--- start PAGE ---
I am writing to ask that you reconsider the wisdom of your respective campaigns to get the federal government to direct five billion dollars of federal revenues into Ontario's purse, and that you both change your message to Ottawa. My reasons are as follows:
1. Undermining the Rule of Law: Canada is a country founded upon the rule of law - nobody, in Canada, is above the law. The most important of all of the laws that govern us are those that confer the power to legislate and to govern: constitutional laws. Canada's constitution allocates to provincial legislatures the exclusive authority to make laws concerning certain matters, including health care, education, welfare, and municipal revenue. The constitution confers upon the federal government no authority to make laws concerning such matters. As Professor Andrew Petter (Dean of the University of Victoria Law School) explained in his Canadian Bar Association paper "Federalism and the Myth of the Federal Spending Power", the federal government has no authority to spend its revenues on matters over which it has no aurthority to make laws. Prior to becoming an MP and Liberal, former Prime Minister Pierre Elliott Trudeau also recognized this fact, and he wrote compelling arguments against the notion that the federal government may spend money on exclusively provincial matters such as health care, education, and welfare (see his "Federal Grants to Universities" in his 1968 book "Federalism and the French Canadians", p. 87). Diverting federal money into provincial coffers is not authorized by the constitution. By making repeated demands that the federal government give Ontario five billion dollars, you are effectively saying "damn the constitution", hence "damn the rule of law". Well gentlemen, when legally-trained Premiers and opposition leaders beg for a violation of the law, they are telling the governed that political whim, not law, governs. That is a very dangerous precedent indeed in a society that values freedom.
--- end PAGE ---
--- start ENTRIES PROVIDED ---
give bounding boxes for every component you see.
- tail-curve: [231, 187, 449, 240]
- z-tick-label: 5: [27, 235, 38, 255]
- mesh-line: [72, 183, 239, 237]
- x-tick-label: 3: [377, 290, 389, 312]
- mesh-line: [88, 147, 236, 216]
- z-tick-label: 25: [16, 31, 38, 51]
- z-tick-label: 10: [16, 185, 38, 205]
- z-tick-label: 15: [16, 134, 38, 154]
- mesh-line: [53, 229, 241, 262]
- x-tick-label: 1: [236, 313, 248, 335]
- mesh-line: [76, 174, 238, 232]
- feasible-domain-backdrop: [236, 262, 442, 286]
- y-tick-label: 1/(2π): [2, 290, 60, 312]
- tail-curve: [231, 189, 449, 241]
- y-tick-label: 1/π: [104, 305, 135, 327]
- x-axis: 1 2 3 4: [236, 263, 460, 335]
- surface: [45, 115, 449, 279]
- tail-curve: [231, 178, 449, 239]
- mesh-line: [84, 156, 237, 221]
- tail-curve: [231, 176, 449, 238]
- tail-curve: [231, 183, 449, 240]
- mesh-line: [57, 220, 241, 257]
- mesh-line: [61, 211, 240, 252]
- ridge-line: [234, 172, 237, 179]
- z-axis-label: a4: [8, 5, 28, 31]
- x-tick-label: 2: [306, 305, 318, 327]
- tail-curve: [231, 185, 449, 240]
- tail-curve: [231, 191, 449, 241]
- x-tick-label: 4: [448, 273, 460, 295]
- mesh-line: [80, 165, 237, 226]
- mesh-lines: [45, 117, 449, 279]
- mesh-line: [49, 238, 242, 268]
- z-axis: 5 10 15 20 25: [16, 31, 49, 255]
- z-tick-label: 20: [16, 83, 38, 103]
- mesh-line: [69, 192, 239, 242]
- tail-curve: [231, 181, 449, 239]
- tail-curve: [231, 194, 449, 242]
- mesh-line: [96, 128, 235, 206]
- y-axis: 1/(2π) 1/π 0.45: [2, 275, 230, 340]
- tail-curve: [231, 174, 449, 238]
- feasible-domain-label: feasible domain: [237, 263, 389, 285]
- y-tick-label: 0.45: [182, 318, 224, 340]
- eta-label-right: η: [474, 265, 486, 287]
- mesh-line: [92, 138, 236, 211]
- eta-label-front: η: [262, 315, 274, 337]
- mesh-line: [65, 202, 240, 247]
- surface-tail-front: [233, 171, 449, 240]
--- end ENTRIES PROVIDED ---
**GOALS:**
1. In the letter about federal money for Ontario, what sum do the campaigns want Ottawa to direct into Ontario's purse?
2. Name every matter that, according to the letter about federal money for Ontario, the constitution assigns exclusively to provincial legislatures.
3. Carry the letter about federal money for Ontario forward with its next passage, beginning right after its final sentence.

**SET OF ANSWERS:**
1. Five billion dollars of federal revenues.

2. Health care, education, welfare, municipal revenue

3.
2. Blurring the Lines of Political Accountability: Let us be truthful. Ontario is spending more than it is taking in with provincial taxes, fees etc.. Asking Ottawa to give the Ontario government five billion dollars in federal revenues is an attempt to avoid the political backlash associated with increasing provincial taxes or cutting provincial spending. Though the polls indicate that your parties may temporarily benefit from your respective efforts to demand a share of federal revenues, your efforts are in fact doing a severe disservice to the people of Ontario. Not all Ontarians have the time to study the legal lines that divide federal and provincial jurisdiction. Most Ontarians will understandably assume that a Premier, and an opposition party leader, would never ask the federal government to do something unconstitutional. Your demands for federal revenues are leading Ontarians – even some in the media - to form the false belief that the federal government is constitutionally responsible for taxing and spending on matters such as health care, education, welfare, and municipal revenue. I think it is not inaccurate to assume that, both of you having graduated from law school, you know very well that your efforts are blurring the lines of political accountability in the minds of many Ontarians. One could not fairly be faulted for opining that that blurring itself is, at least in part, your intention (especially with Ontario running a deficit, Premier). Ontarians, for both electoral and non-electoral purposes, need and deserve a government and opposition behavior that is not calculated to undermine Ontarians' knowledge about which government (federal or provincial) is responsible for what.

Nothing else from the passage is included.